- [Requirements]
Copy all the material that follows, keeping every character the same.

- [Data entries]

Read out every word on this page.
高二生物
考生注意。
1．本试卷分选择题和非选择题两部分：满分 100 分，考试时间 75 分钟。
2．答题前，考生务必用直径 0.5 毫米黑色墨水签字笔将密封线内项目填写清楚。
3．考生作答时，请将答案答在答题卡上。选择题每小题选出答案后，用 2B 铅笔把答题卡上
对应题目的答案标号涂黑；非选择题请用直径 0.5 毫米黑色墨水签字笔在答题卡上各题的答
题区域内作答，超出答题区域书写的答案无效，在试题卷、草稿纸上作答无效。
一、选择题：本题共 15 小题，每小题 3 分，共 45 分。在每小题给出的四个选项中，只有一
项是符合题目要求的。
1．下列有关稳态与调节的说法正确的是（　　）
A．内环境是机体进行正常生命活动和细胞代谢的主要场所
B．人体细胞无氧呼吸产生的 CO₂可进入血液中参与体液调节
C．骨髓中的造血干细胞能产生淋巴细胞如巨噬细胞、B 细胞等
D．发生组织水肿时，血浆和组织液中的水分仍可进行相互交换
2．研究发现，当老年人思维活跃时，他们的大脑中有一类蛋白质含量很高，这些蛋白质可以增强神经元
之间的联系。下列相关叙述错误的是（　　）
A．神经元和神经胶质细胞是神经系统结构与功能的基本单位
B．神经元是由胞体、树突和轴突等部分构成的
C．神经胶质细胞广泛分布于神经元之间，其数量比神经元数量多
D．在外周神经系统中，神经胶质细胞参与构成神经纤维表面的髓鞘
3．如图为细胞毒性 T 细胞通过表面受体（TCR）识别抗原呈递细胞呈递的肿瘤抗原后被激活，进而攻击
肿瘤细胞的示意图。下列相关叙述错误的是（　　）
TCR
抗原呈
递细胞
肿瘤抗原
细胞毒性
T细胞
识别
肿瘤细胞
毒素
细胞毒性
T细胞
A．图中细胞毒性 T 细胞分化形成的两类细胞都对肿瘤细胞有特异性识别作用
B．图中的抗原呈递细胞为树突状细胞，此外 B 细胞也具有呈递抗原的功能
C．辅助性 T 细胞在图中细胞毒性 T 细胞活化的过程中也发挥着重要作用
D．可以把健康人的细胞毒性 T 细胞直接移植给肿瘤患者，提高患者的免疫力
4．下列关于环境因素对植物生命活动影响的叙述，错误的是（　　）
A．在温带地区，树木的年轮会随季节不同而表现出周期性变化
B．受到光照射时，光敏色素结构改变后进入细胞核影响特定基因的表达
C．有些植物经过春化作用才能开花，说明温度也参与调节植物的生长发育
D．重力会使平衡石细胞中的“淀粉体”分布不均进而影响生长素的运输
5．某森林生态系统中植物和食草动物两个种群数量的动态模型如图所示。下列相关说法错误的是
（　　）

- [Solution for this exercise]
Read out every word on this page.
高二生物
考生注意。
1．本试卷分选择题和非选择题两部分：满分 100 分，考试时间 75 分钟。
2．答题前，考生务必用直径 0.5 毫米黑色墨水签字笔将密封线内项目填写清楚。
3．考生作答时，请将答案答在答题卡上。选择题每小题选出答案后，用 2B 铅笔把答题卡上
对应题目的答案标号涂黑；非选择题请用直径 0.5 毫米黑色墨水签字笔在答题卡上各题的答
题区域内作答，超出答题区域书写的答案无效，在试题卷、草稿纸上作答无效。
一、选择题：本题共 15 小题，每小题 3 分，共 45 分。在每小题给出的四个选项中，只有一
项是符合题目要求的。
1．下列有关稳态与调节的说法正确的是（　　）
A．内环境是机体进行正常生命活动和细胞代谢的主要场所
B．人体细胞无氧呼吸产生的 CO₂可进入血液中参与体液调节
C．骨髓中的造血干细胞能产生淋巴细胞如巨噬细胞、B 细胞等
D．发生组织水肿时，血浆和组织液中的水分仍可进行相互交换
2．研究发现，当老年人思维活跃时，他们的大脑中有一类蛋白质含量很高，这些蛋白质可以增强神经元
之间的联系。下列相关叙述错误的是（　　）
A．神经元和神经胶质细胞是神经系统结构与功能的基本单位
B．神经元是由胞体、树突和轴突等部分构成的
C．神经胶质细胞广泛分布于神经元之间，其数量比神经元数量多
D．在外周神经系统中，神经胶质细胞参与构成神经纤维表面的髓鞘
3．如图为细胞毒性 T 细胞通过表面受体（TCR）识别抗原呈递细胞呈递的肿瘤抗原后被激活，进而攻击
肿瘤细胞的示意图。下列相关叙述错误的是（　　）
TCR
抗原呈
递细胞
肿瘤抗原
细胞毒性
T细胞
识别
肿瘤细胞
毒素
细胞毒性
T细胞
A．图中细胞毒性 T 细胞分化形成的两类细胞都对肿瘤细胞有特异性识别作用
B．图中的抗原呈递细胞为树突状细胞，此外 B 细胞也具有呈递抗原的功能
C．辅助性 T 细胞在图中细胞毒性 T 细胞活化的过程中也发挥着重要作用
D．可以把健康人的细胞毒性 T 细胞直接移植给肿瘤患者，提高患者的免疫力
4．下列关于环境因素对植物生命活动影响的叙述，错误的是（　　）
A．在温带地区，树木的年轮会随季节不同而表现出周期性变化
B．受到光照射时，光敏色素结构改变后进入细胞核影响特定基因的表达
C．有些植物经过春化作用才能开花，说明温度也参与调节植物的生长发育
D．重力会使平衡石细胞中的“淀粉体”分布不均进而影响生长素的运输
5．某森林生态系统中植物和食草动物两个种群数量的动态模型如图所示。下列相关说法错误的是
（　　）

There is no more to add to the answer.